WHAT IS BEING ASKED>
Go line by line through the entries below and copy those containing the string "animal".

__________________________________________________

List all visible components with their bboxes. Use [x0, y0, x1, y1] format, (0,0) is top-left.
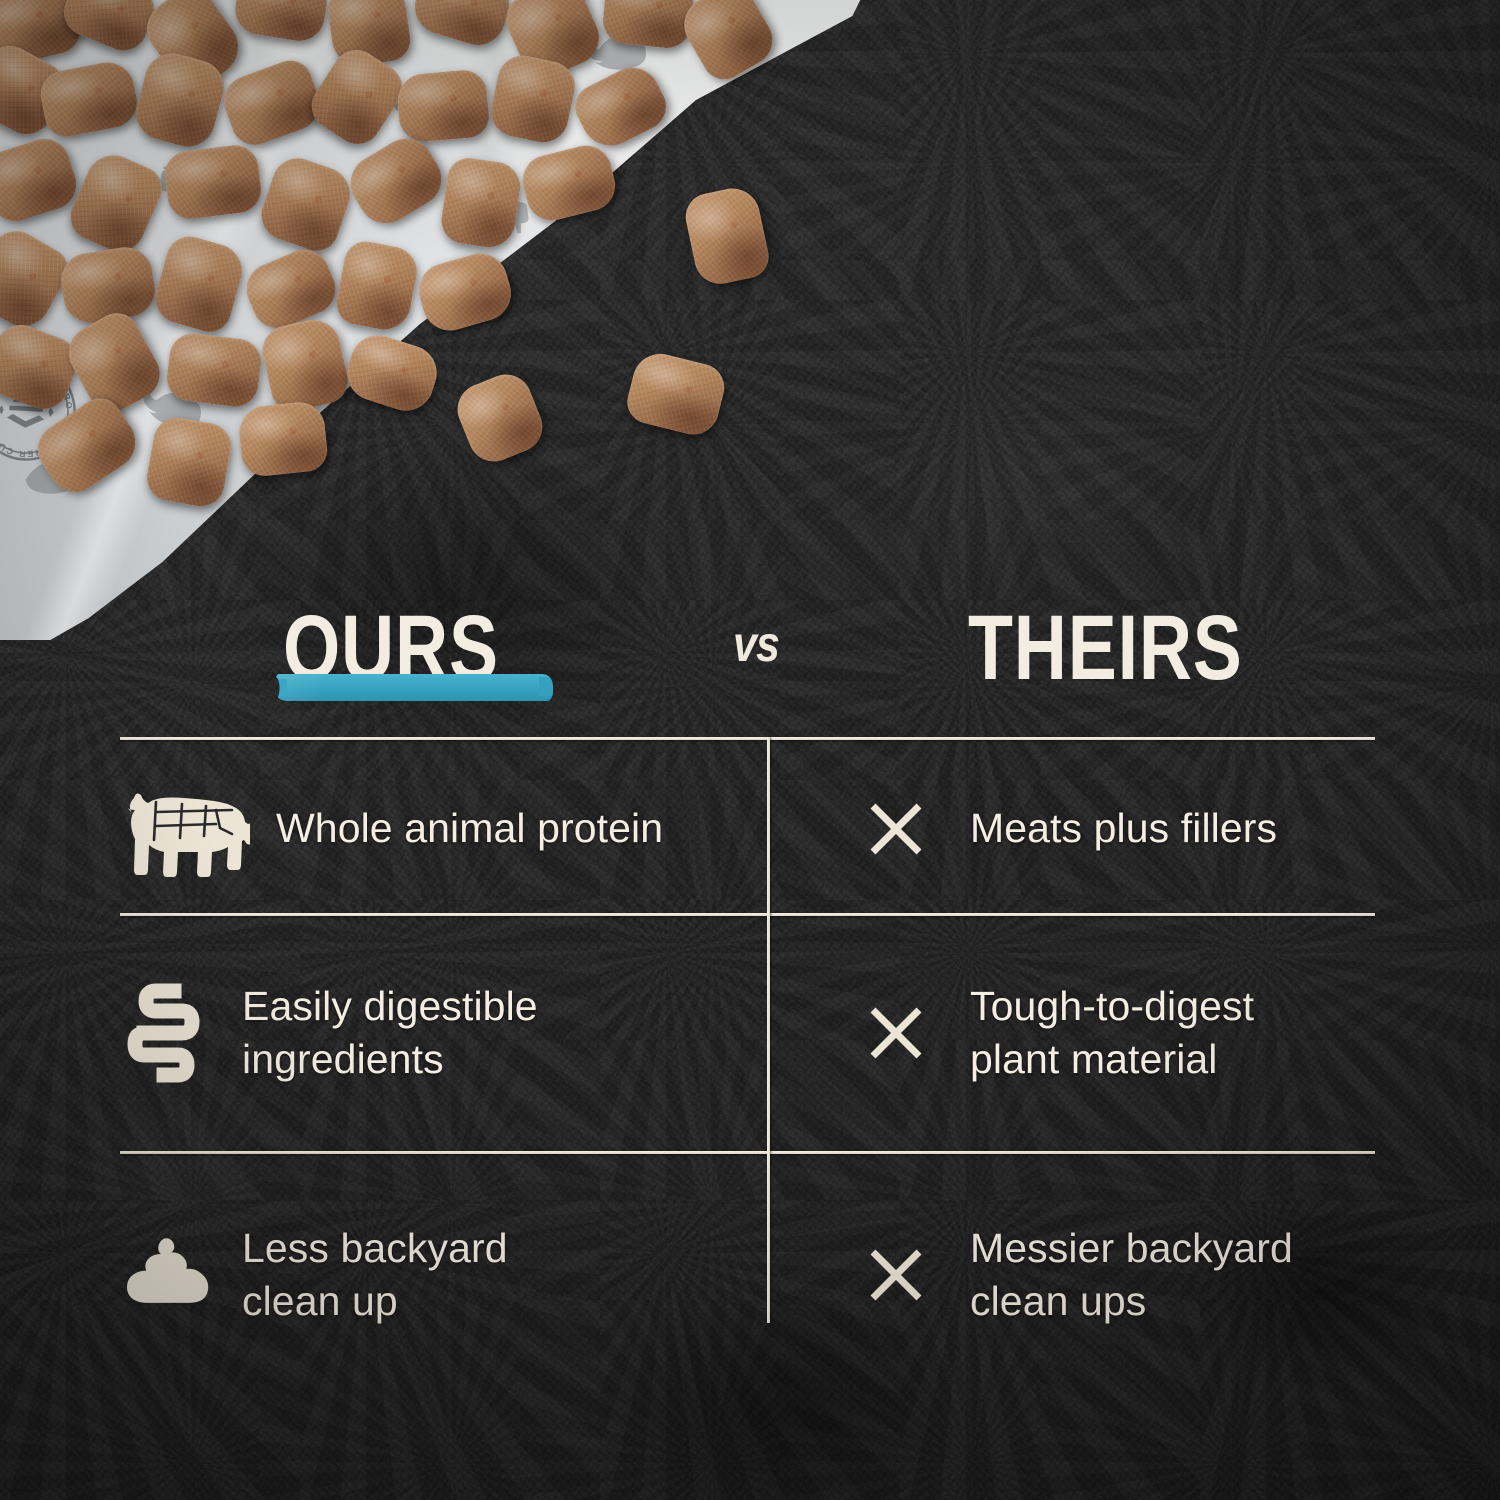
row-text-ours: Easily digestible ingredients	[242, 980, 538, 1087]
table-rule-middle	[120, 913, 1375, 916]
cow-butcher-cuts-icon	[120, 780, 250, 878]
table-rule-bottom	[120, 1151, 1375, 1154]
table-row: Tough-to-digest plant material	[848, 968, 1388, 1098]
table-row: Whole animal protein	[120, 776, 760, 881]
poop-icon	[120, 1229, 216, 1321]
row-text-ours-line1: Easily digestible	[242, 980, 538, 1033]
comparison-graphic: BUTCHER CUT PROTEIN BUTCHER CUT PROTEIN	[0, 0, 1500, 1500]
table-row: Easily digestible ingredients	[120, 968, 760, 1098]
table-row: Meats plus fillers	[848, 776, 1388, 881]
table-column-divider	[767, 737, 770, 1323]
row-text-ours: Whole animal protein	[276, 802, 663, 855]
row-text-theirs: Messier backyard clean ups	[970, 1222, 1293, 1329]
row-text-ours-line2: clean up	[242, 1275, 508, 1328]
row-text-theirs-line2: clean ups	[970, 1275, 1293, 1328]
x-mark-icon	[848, 1004, 944, 1062]
row-text-ours-line2: ingredients	[242, 1033, 538, 1086]
row-text-theirs-line1: Messier backyard	[970, 1222, 1293, 1275]
row-text-theirs: Tough-to-digest plant material	[970, 980, 1254, 1087]
x-mark-icon	[848, 800, 944, 858]
row-text-ours-line1: Less backyard	[242, 1222, 508, 1275]
intestine-icon	[120, 981, 216, 1085]
row-text-ours: Less backyard clean up	[242, 1222, 508, 1329]
x-mark-icon	[848, 1246, 944, 1304]
ours-underline-brush	[275, 674, 553, 701]
comparison-table: OURS THEIRS vs	[0, 0, 1500, 1500]
column-header-theirs: THEIRS	[968, 602, 1243, 694]
vs-label: vs	[733, 615, 779, 673]
table-rule-top	[120, 737, 1375, 740]
row-text-theirs-line1: Tough-to-digest	[970, 980, 1254, 1033]
table-row: Messier backyard clean ups	[848, 1210, 1388, 1340]
table-row: Less backyard clean up	[120, 1210, 760, 1340]
row-text-theirs-line2: plant material	[970, 1033, 1254, 1086]
row-text-theirs: Meats plus fillers	[970, 802, 1277, 855]
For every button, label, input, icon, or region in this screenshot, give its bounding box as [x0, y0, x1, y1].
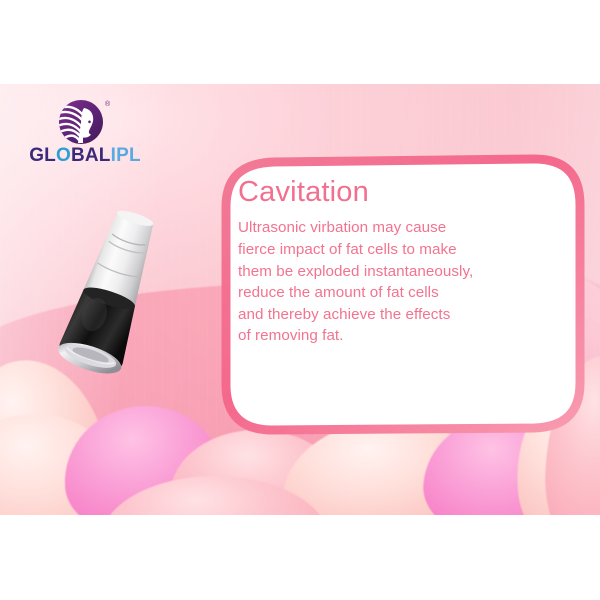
- panel-content: Cavitation Ultrasonic virbation may caus…: [238, 173, 562, 419]
- panel-body-line: fierce impact of fat cells to make: [238, 239, 562, 261]
- panel-body-line: reduce the amount of fat cells: [238, 282, 562, 304]
- wordmark-part: BAL: [71, 145, 111, 166]
- panel-body-line: and thereby achieve the effects: [238, 304, 562, 326]
- page-title: Cavitation: [238, 177, 562, 207]
- registered-trademark-icon: ®: [105, 101, 110, 108]
- panel-body-text: Ultrasonic virbation may causefierce imp…: [238, 217, 562, 346]
- panel-body-line: Ultrasonic virbation may cause: [238, 217, 562, 239]
- wordmark-part: O: [56, 145, 71, 166]
- brand-logo: ® GLOBALIPL: [12, 99, 158, 173]
- wordmark-part: GL: [29, 145, 56, 166]
- content-panel: Cavitation Ultrasonic virbation may caus…: [216, 153, 588, 437]
- wordmark-part: IPL: [111, 145, 141, 166]
- brand-wordmark: GLOBALIPL: [12, 146, 158, 165]
- image-canvas: ® GLOBALIPL: [0, 0, 600, 600]
- woman-face-profile-circle-icon: [58, 99, 104, 145]
- panel-body-line: of removing fat.: [238, 325, 562, 347]
- panel-body-line: them be exploded instantaneously,: [238, 261, 562, 283]
- cavitation-handpiece-icon: [30, 210, 210, 405]
- marketing-banner: ® GLOBALIPL: [0, 84, 600, 515]
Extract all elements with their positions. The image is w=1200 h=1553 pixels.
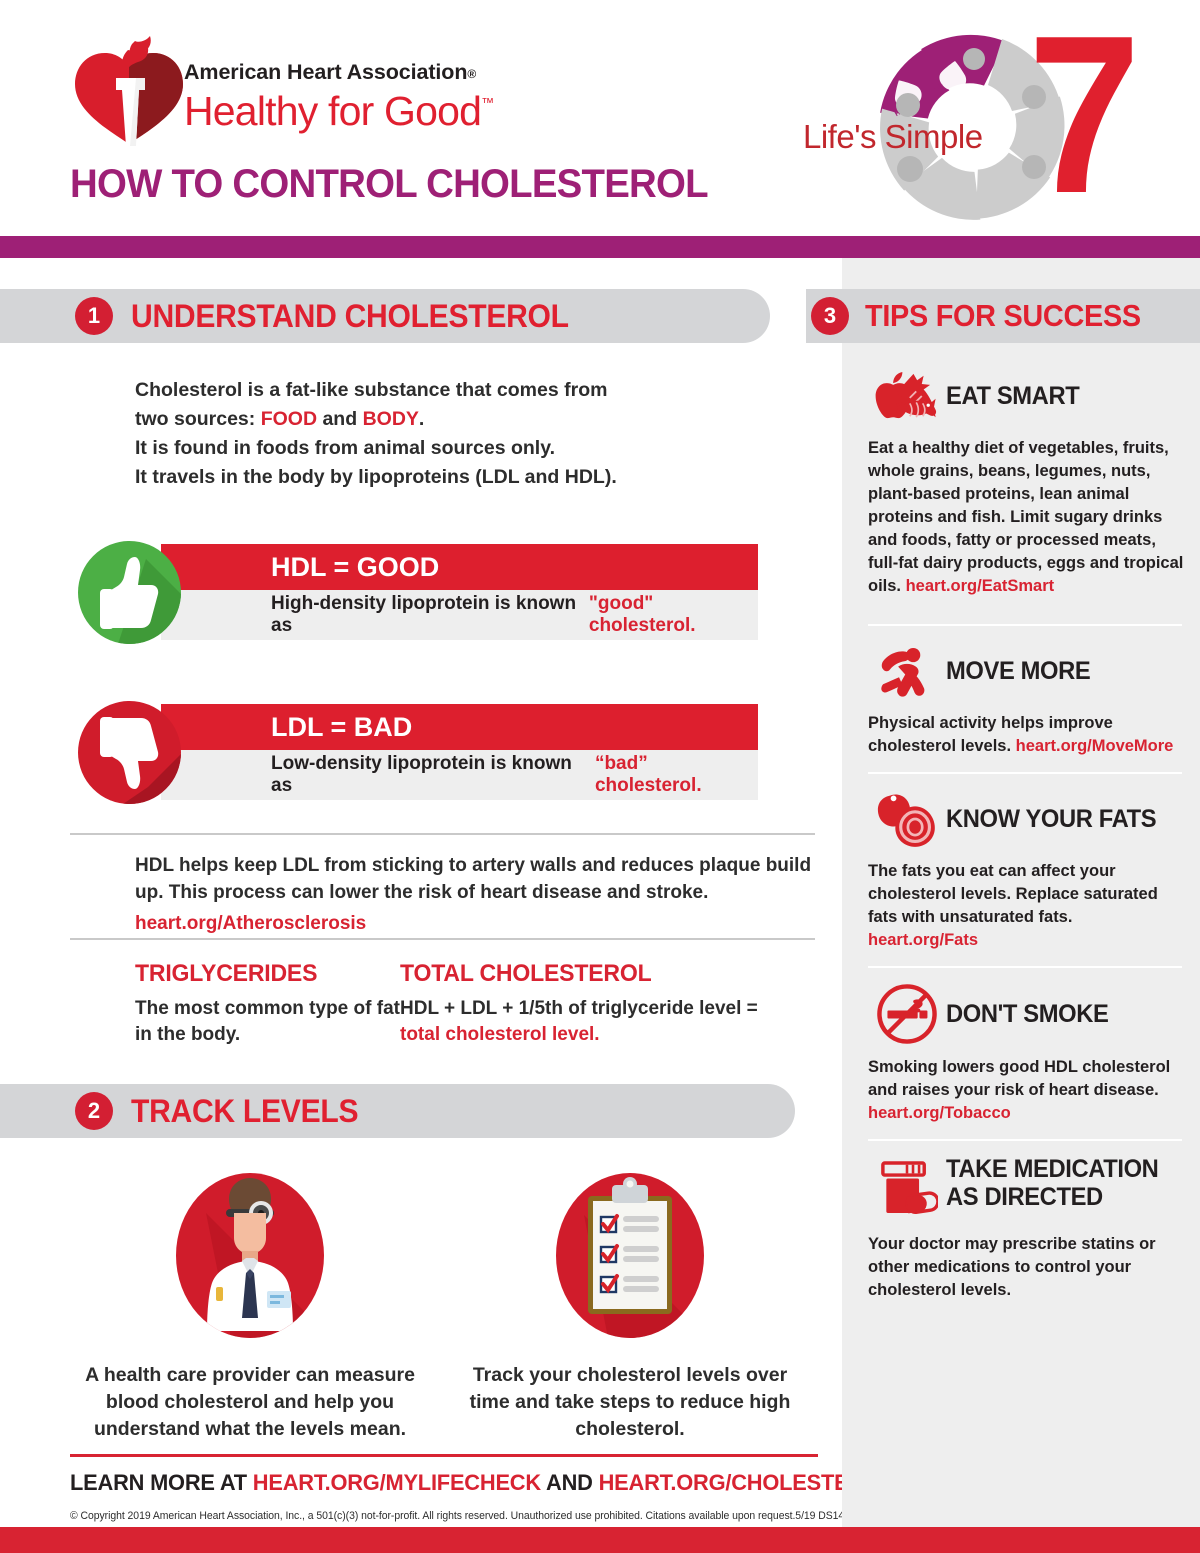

__________________________________________________

SOLVED EXERCISE>
table-row: Whole animal protein	[120, 776, 760, 881]
row-text-ours: Whole animal protein	[276, 802, 663, 855]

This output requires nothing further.